Dataset excerpts:
start
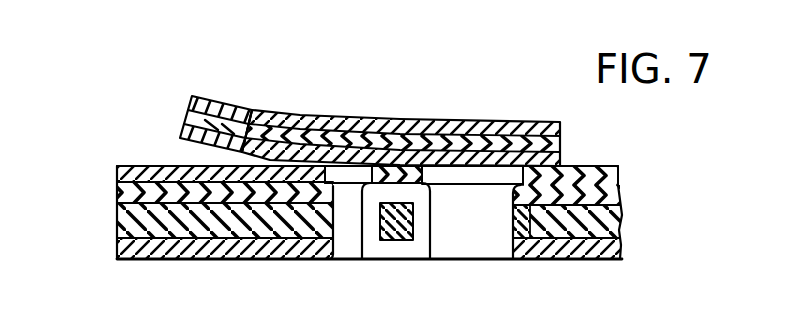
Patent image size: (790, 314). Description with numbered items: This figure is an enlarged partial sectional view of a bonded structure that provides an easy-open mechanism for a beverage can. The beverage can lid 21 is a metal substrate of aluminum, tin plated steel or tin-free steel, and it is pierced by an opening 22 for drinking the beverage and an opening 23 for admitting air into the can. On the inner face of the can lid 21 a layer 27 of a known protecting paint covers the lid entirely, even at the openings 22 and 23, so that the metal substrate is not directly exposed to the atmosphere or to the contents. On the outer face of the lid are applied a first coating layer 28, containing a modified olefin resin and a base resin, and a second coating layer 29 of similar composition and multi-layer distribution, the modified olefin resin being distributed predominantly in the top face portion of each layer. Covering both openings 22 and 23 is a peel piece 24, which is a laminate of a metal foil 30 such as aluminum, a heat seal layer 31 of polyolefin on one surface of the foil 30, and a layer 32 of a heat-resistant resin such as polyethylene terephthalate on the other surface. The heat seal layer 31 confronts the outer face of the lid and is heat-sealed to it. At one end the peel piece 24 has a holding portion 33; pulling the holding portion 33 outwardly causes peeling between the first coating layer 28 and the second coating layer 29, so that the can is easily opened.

The beverage can lid 21 is at (550, 270).
The opening for drinking 22 is at (468, 250).
The opening for admitting air 23 is at (347, 252).
The peel piece 24 is at (404, 114).
The layer of protecting paint 27 is at (513, 240).
The first coating layer 28 is at (115, 195).
The second coating layer 29 is at (115, 168).
The foil 30 is at (224, 120).
The heat seal layer 31 is at (180, 135).
The layer of heat-resistant resin 32 is at (341, 119).
The holding portion 33 is at (174, 100).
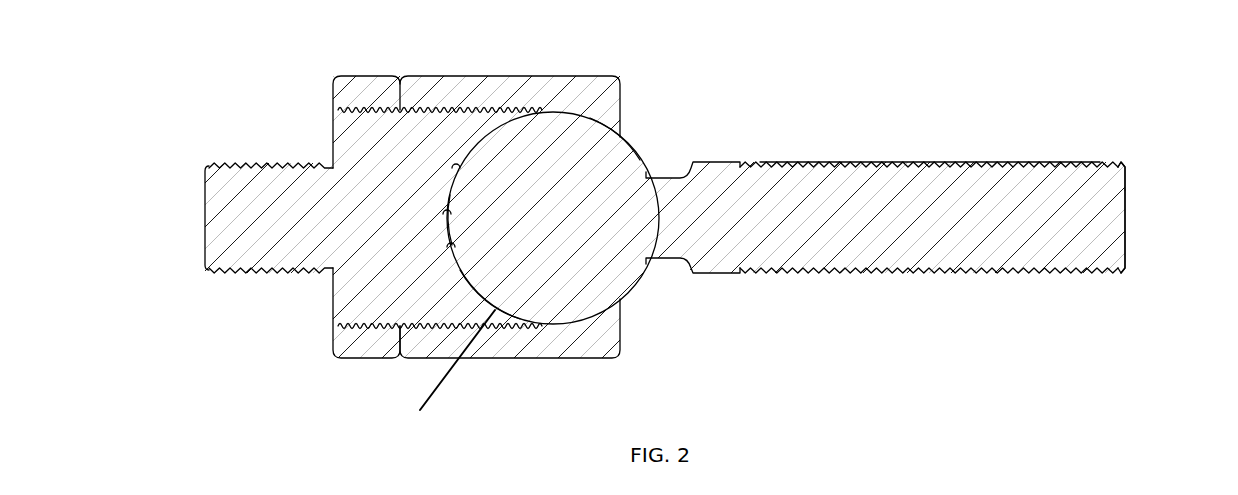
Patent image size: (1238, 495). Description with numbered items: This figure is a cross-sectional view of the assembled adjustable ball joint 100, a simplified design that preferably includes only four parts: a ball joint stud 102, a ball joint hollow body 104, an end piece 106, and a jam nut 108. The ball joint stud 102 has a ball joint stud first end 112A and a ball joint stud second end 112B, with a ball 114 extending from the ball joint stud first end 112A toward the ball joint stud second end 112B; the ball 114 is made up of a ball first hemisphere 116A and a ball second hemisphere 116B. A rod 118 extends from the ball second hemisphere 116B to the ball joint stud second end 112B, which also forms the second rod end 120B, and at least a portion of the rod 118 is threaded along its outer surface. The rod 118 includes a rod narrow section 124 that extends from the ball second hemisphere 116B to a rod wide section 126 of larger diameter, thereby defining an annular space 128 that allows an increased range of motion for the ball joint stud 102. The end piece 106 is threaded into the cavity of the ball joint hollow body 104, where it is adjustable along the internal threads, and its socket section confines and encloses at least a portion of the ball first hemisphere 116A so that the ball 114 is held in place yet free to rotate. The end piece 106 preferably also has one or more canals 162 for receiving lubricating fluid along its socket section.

The adjustable ball joint 100 is at (663, 75).
The ball joint stud 102 is at (767, 182).
The ball joint hollow body 104 is at (497, 84).
The end piece 106 is at (252, 200).
The jam nut 108 is at (348, 93).
The ball joint stud first end 112A is at (452, 233).
The ball joint stud second end 112B is at (1122, 215).
The ball 114 is at (560, 228).
The ball first hemisphere 116A is at (497, 227).
The ball second hemisphere 116B is at (608, 165).
The rod 118 is at (877, 183).
The second rod end 120B is at (1123, 190).
The rod narrow section 124 is at (665, 196).
The rod wide section 126 is at (735, 262).
The annular space 128 is at (663, 268).
The canals 162 is at (485, 302).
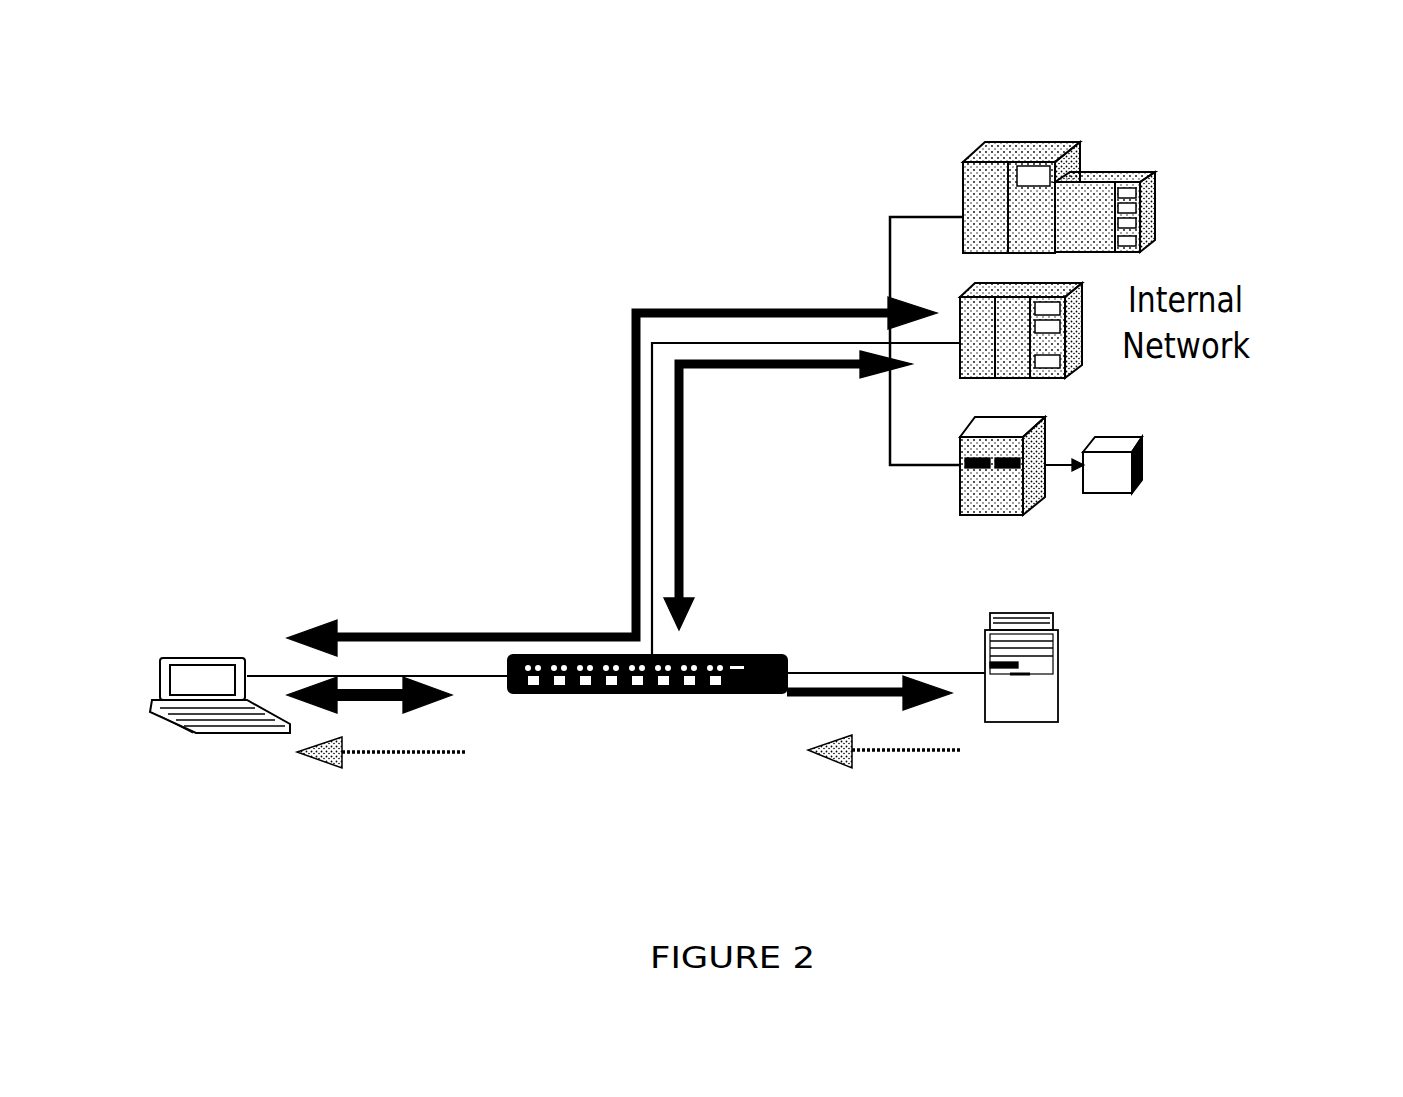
end
Exercise: Present every line of the data above as a numbered list, skipping blank lines and omitting the pictures.

Reply to the exercise:
1. Patent image size: (790, 314). Description with numbered items: This figure is an enlarged partial sectional view of a bonded structure that provides an easy-open mechanism for a beverage can. The beverage can lid 21 is a metal substrate of aluminum, tin plated steel or tin-free steel, and it is pierced by an opening 22 for drinking the beverage and an opening 23 for admitting air into the can. On the inner face of the can lid 21 a layer 27 of a known protecting paint covers the lid entirely, even at the openings 22 and 23, so that the metal substrate is not directly exposed to the atmosphere or to the contents. On the outer face of the lid are applied a first coating layer 28, containing a modified olefin resin and a base resin, and a second coating layer 29 of similar composition and multi-layer distribution, the modified olefin resin being distributed predominantly in the top face portion of each layer. Covering both openings 22 and 23 is a peel piece 24, which is a laminate of a metal foil 30 such as aluminum, a heat seal layer 31 of polyolefin on one surface of the foil 30, and a layer 32 of a heat-resistant resin such as polyethylene terephthalate on the other surface. The heat seal layer 31 confronts the outer face of the lid and is heat-sealed to it. At one end the peel piece 24 has a holding portion 33; pulling the holding portion 33 outwardly causes peeling between the first coating layer 28 and the second coating layer 29, so that the can is easily opened.
2. The beverage can lid 21 is at (550, 270).
3. The opening for drinking 22 is at (468, 250).
4. The opening for admitting air 23 is at (347, 252).
5. The peel piece 24 is at (404, 114).
6. The layer of protecting paint 27 is at (513, 240).
7. The first coating layer 28 is at (115, 195).
8. The second coating layer 29 is at (115, 168).
9. The foil 30 is at (224, 120).
10. The heat seal layer 31 is at (180, 135).
11. The layer of heat-resistant resin 32 is at (341, 119).
12. The holding portion 33 is at (174, 100).
13. Patent image size: (1238, 495). Description with numbered items: This figure is a cross-sectional view of the assembled adjustable ball joint 100, a simplified design that preferably includes only four parts: a ball joint stud 102, a ball joint hollow body 104, an end piece 106, and a jam nut 108. The ball joint stud 102 has a ball joint stud first end 112A and a ball joint stud second end 112B, with a ball 114 extending from the ball joint stud first end 112A toward the ball joint stud second end 112B; the ball 114 is made up of a ball first hemisphere 116A and a ball second hemisphere 116B. A rod 118 extends from the ball second hemisphere 116B to the ball joint stud second end 112B, which also forms the second rod end 120B, and at least a portion of the rod 118 is threaded along its outer surface. The rod 118 includes a rod narrow section 124 that extends from the ball second hemisphere 116B to a rod wide section 126 of larger diameter, thereby defining an annular space 128 that allows an increased range of motion for the ball joint stud 102. The end piece 106 is threaded into the cavity of the ball joint hollow body 104, where it is adjustable along the internal threads, and its socket section confines and encloses at least a portion of the ball first hemisphere 116A so that the ball 114 is held in place yet free to rotate. The end piece 106 preferably also has one or more canals 162 for receiving lubricating fluid along its socket section.
14. The adjustable ball joint 100 is at (663, 75).
15. The ball joint stud 102 is at (767, 182).
16. The ball joint hollow body 104 is at (497, 84).
17. The end piece 106 is at (252, 200).
18. The jam nut 108 is at (348, 93).
19. The ball joint stud first end 112A is at (452, 233).
20. The ball joint stud second end 112B is at (1122, 215).
21. The ball 114 is at (560, 228).
22. The ball first hemisphere 116A is at (497, 227).
23. The ball second hemisphere 116B is at (608, 165).
24. The rod 118 is at (877, 183).
25. The second rod end 120B is at (1123, 190).
26. The rod narrow section 124 is at (665, 196).
27. The rod wide section 126 is at (735, 262).
28. The annular space 128 is at (663, 268).
29. The canals 162 is at (485, 302).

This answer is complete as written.